(RAW DATA):
Segment Open

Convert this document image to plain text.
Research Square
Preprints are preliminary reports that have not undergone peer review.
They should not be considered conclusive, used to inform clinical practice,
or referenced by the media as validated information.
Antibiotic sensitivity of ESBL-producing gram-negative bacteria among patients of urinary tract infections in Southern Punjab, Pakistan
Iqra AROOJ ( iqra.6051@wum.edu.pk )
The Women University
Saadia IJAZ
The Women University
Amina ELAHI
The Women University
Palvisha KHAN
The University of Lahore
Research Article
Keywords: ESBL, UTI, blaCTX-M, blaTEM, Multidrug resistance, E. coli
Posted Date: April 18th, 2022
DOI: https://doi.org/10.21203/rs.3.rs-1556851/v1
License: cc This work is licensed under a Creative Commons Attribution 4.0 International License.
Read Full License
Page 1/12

Segment Closed

(EXERCISE DESCRIPTION):
Find the word "License" in the entries, then copy out every line that has it.

(SOLUTION FOR THIS TASK):
License: cc This work is licensed under a Creative Commons Attribution 4.0 International License.
Read Full License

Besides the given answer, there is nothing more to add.